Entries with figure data
■ ■ ■

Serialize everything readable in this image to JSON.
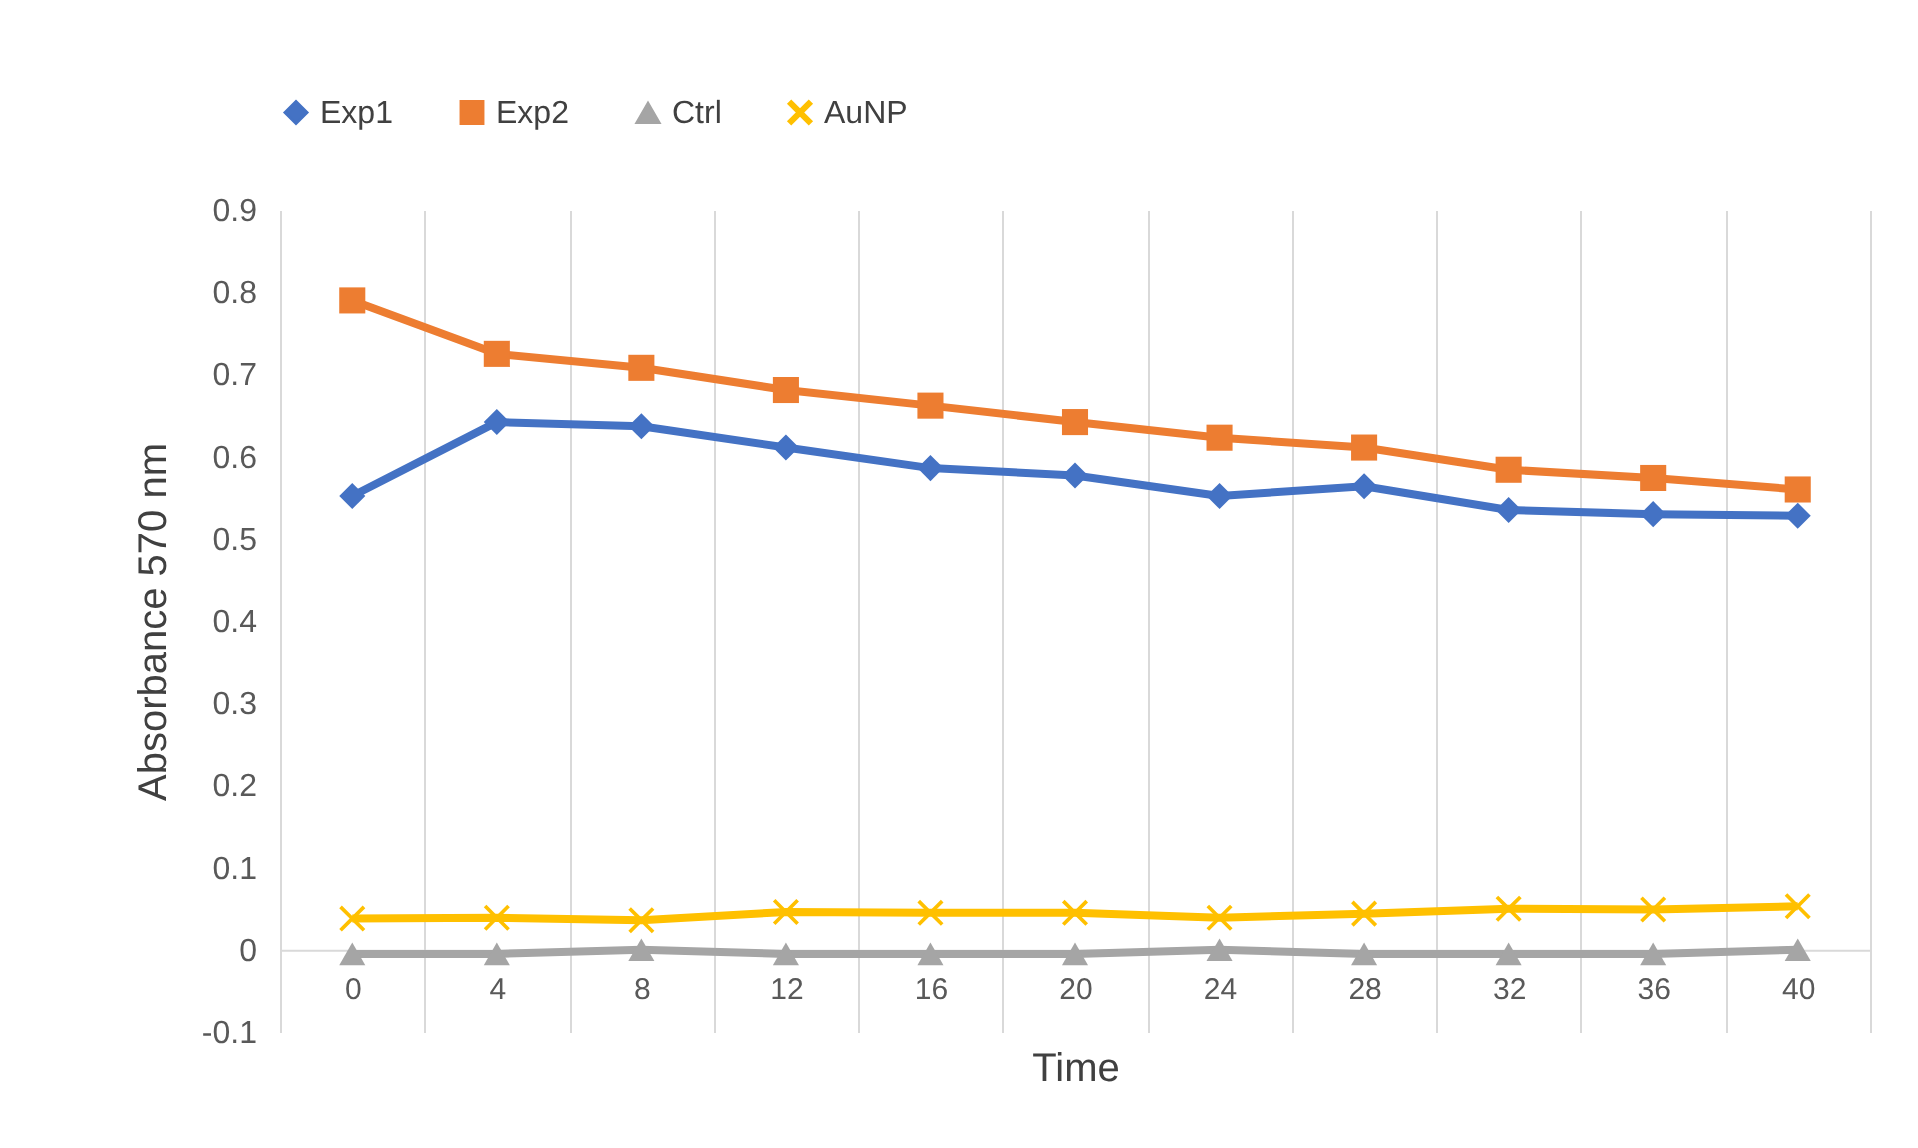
{
  "chart_data": {
    "type": "line",
    "xlabel": "Time",
    "ylabel": "Absorbance 570 nm",
    "categories": [
      "0",
      "4",
      "8",
      "12",
      "16",
      "20",
      "24",
      "28",
      "32",
      "36",
      "40"
    ],
    "series": [
      {
        "name": "Exp1",
        "color": "#4472c4",
        "marker": "diamond",
        "values": [
          0.552,
          0.642,
          0.637,
          0.611,
          0.586,
          0.577,
          0.552,
          0.564,
          0.535,
          0.53,
          0.528
        ]
      },
      {
        "name": "Exp2",
        "color": "#ed7d31",
        "marker": "square",
        "values": [
          0.79,
          0.725,
          0.708,
          0.681,
          0.662,
          0.642,
          0.623,
          0.611,
          0.584,
          0.574,
          0.56
        ]
      },
      {
        "name": "Ctrl",
        "color": "#a5a5a5",
        "marker": "triangle",
        "values": [
          -0.005,
          -0.005,
          0.0,
          -0.005,
          -0.005,
          -0.005,
          0.0,
          -0.005,
          -0.005,
          -0.005,
          0.0
        ]
      },
      {
        "name": "AuNP",
        "color": "#ffc000",
        "marker": "cross",
        "values": [
          0.038,
          0.039,
          0.036,
          0.046,
          0.045,
          0.045,
          0.039,
          0.044,
          0.05,
          0.049,
          0.053
        ]
      }
    ],
    "ylim": [
      -0.1,
      0.9
    ],
    "yticks": [
      -0.1,
      0,
      0.1,
      0.2,
      0.3,
      0.4,
      0.5,
      0.6,
      0.7,
      0.8,
      0.9
    ],
    "grid": "x",
    "legend": "top",
    "line_style": "solid"
  }
}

■ ■ ■

- _Your objective_
Leave out every line without the string "color" and copy the rest.

- _Answer_
        "color": "#4472c4",
        "color": "#ed7d31",
        "color": "#a5a5a5",
        "color": "#ffc000",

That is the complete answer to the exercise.